◆ What you have to do:
Go through the records below and show every line with the string "legend".

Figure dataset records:
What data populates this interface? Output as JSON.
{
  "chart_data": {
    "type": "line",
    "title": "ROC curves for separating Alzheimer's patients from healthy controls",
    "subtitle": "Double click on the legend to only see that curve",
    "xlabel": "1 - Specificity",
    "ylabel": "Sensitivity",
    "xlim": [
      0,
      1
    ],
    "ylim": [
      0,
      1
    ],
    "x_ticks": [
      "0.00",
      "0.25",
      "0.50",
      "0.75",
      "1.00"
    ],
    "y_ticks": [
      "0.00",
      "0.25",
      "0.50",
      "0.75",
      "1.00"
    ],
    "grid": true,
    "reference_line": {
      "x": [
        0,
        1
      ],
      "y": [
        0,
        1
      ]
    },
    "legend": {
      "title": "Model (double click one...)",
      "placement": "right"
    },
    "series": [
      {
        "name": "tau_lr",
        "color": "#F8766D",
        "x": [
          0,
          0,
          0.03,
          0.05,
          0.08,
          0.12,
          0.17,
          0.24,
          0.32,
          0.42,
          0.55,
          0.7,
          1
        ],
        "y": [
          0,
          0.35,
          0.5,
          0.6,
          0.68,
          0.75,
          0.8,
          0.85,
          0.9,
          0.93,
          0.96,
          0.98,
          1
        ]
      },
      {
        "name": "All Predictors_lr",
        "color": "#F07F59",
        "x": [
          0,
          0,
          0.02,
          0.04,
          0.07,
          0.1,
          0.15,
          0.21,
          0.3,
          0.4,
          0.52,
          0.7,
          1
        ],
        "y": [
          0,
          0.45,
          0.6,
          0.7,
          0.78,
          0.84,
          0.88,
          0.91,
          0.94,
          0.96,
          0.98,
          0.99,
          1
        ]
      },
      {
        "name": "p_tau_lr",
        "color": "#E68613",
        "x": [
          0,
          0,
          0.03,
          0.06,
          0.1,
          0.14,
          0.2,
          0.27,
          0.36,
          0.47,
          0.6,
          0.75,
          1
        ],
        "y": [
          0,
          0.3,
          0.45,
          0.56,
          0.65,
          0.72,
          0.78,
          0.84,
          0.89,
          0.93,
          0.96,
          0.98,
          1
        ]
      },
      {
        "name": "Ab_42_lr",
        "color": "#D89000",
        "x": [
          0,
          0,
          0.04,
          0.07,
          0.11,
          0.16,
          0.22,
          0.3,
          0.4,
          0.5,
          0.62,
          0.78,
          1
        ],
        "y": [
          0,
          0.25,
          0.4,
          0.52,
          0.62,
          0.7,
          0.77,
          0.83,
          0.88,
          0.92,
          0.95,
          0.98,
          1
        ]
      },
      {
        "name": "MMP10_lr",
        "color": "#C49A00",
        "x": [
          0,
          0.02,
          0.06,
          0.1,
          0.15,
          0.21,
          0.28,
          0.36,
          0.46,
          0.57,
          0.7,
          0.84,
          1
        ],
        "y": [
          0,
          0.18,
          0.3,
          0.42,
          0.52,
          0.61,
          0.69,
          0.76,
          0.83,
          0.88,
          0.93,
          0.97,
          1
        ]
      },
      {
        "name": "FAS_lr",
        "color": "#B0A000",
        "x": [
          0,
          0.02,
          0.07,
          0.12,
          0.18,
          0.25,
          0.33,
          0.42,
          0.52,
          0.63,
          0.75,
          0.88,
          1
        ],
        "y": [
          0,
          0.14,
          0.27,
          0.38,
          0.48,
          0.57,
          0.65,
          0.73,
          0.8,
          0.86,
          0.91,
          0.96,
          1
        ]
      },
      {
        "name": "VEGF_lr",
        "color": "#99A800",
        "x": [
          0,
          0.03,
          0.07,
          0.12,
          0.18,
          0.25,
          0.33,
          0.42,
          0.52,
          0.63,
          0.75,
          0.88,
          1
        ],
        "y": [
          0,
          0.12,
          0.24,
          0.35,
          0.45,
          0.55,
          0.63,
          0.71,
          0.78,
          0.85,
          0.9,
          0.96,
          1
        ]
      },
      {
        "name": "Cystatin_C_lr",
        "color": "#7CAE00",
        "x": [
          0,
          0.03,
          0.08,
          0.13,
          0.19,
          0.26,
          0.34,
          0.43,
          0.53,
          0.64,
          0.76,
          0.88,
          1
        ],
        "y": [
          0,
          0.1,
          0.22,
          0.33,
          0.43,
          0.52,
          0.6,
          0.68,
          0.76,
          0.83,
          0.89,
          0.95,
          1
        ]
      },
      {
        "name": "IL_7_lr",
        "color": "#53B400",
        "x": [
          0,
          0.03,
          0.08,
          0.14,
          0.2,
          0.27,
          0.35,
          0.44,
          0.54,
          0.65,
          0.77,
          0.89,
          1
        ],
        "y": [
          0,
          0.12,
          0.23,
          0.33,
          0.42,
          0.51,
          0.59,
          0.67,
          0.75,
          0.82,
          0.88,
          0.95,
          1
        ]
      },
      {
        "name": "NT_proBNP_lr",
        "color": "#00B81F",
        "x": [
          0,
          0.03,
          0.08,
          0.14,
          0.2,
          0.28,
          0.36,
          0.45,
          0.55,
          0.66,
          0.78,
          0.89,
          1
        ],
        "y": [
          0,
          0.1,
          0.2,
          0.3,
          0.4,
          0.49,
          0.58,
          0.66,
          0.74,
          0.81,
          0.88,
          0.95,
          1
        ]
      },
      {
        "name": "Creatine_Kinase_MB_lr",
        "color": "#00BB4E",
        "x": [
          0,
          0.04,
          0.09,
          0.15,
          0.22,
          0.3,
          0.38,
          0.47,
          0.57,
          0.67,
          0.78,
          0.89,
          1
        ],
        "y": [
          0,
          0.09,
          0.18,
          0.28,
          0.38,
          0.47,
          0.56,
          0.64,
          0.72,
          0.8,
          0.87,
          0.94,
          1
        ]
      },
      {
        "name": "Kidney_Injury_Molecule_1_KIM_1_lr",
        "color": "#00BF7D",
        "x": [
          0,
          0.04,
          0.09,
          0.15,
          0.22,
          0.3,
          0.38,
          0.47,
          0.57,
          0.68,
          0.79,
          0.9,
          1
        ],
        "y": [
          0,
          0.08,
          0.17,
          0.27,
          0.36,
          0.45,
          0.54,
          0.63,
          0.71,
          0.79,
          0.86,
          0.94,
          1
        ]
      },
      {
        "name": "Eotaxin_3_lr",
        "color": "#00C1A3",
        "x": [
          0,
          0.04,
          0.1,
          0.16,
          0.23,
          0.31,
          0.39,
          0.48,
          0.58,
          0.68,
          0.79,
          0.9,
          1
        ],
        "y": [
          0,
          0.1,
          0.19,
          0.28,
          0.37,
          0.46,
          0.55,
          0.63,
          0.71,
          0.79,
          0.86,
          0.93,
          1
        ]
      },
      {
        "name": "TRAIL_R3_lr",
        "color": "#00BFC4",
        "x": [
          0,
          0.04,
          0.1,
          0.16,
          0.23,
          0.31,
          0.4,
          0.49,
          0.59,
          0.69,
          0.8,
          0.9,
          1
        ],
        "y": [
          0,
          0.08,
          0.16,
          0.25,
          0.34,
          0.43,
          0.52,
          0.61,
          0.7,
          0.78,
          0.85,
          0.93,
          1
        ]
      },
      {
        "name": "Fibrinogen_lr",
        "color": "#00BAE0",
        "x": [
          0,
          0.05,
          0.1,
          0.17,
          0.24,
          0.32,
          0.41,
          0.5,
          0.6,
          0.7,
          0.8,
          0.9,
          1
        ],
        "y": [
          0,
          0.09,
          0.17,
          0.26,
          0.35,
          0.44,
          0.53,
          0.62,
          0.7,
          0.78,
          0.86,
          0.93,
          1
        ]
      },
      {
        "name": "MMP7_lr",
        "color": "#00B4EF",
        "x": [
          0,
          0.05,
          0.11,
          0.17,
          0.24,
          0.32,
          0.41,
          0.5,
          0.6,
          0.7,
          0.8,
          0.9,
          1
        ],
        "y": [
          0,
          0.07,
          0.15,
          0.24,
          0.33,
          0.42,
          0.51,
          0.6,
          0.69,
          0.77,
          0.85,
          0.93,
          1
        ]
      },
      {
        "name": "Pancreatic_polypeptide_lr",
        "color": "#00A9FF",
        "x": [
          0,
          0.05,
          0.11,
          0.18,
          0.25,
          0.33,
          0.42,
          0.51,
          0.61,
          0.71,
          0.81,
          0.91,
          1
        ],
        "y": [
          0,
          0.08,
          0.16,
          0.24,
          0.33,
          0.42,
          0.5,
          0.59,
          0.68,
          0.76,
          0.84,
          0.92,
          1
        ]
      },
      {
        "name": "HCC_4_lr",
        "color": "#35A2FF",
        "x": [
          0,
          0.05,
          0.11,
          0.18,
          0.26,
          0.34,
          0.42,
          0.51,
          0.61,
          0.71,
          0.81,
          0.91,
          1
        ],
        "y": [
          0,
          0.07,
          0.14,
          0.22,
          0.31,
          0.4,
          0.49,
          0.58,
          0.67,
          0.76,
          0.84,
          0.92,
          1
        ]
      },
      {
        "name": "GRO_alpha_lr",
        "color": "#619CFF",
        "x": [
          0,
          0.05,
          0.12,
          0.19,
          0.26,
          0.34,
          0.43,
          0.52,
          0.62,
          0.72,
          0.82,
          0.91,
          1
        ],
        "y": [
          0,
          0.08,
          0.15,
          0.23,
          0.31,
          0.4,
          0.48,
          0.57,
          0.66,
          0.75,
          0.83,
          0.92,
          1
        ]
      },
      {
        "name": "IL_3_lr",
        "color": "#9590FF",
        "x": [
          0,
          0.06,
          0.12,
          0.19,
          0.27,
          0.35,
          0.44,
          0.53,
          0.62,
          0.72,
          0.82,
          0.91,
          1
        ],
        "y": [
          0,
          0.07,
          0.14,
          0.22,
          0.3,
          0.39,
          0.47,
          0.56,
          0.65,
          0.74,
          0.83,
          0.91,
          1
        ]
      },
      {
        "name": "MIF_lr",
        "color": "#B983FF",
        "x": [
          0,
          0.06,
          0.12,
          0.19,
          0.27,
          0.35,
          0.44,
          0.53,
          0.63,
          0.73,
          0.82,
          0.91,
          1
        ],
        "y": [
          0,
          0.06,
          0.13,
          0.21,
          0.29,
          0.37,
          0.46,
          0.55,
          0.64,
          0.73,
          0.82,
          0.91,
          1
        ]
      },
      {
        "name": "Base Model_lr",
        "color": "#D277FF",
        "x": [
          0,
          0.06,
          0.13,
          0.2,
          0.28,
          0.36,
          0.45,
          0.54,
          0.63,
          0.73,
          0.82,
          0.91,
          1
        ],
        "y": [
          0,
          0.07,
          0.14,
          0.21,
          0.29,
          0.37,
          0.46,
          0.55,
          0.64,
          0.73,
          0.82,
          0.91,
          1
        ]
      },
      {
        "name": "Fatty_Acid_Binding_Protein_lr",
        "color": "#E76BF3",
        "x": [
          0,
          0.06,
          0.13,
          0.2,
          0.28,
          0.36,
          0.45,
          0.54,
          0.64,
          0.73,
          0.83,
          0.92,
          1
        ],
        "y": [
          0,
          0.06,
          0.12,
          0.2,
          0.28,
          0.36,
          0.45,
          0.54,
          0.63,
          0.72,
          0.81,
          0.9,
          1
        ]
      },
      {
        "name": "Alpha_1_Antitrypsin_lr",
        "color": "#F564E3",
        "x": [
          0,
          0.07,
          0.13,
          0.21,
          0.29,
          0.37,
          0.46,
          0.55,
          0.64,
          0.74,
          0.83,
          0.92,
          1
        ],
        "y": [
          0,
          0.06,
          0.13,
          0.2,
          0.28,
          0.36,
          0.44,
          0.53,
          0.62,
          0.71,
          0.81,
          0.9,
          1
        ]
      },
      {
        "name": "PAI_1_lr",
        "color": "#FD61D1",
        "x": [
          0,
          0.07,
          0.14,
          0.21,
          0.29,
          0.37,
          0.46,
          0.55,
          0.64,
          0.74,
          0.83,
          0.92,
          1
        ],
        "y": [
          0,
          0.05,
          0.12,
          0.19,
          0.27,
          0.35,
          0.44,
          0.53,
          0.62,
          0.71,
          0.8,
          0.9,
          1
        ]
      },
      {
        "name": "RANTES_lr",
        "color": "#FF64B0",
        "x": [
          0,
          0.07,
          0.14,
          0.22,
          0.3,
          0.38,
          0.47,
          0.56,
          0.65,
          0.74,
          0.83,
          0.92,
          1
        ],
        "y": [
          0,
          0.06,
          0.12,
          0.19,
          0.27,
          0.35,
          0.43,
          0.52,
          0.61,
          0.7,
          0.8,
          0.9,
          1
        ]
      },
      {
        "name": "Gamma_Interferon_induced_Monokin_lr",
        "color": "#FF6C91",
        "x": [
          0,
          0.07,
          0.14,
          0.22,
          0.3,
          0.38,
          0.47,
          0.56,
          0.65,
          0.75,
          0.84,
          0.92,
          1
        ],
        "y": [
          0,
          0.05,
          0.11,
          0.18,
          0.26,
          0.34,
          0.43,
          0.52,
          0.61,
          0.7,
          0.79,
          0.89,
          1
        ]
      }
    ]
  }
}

◆ Written reply:
    "subtitle": "Double click on the legend to only see that curve",
    "legend": {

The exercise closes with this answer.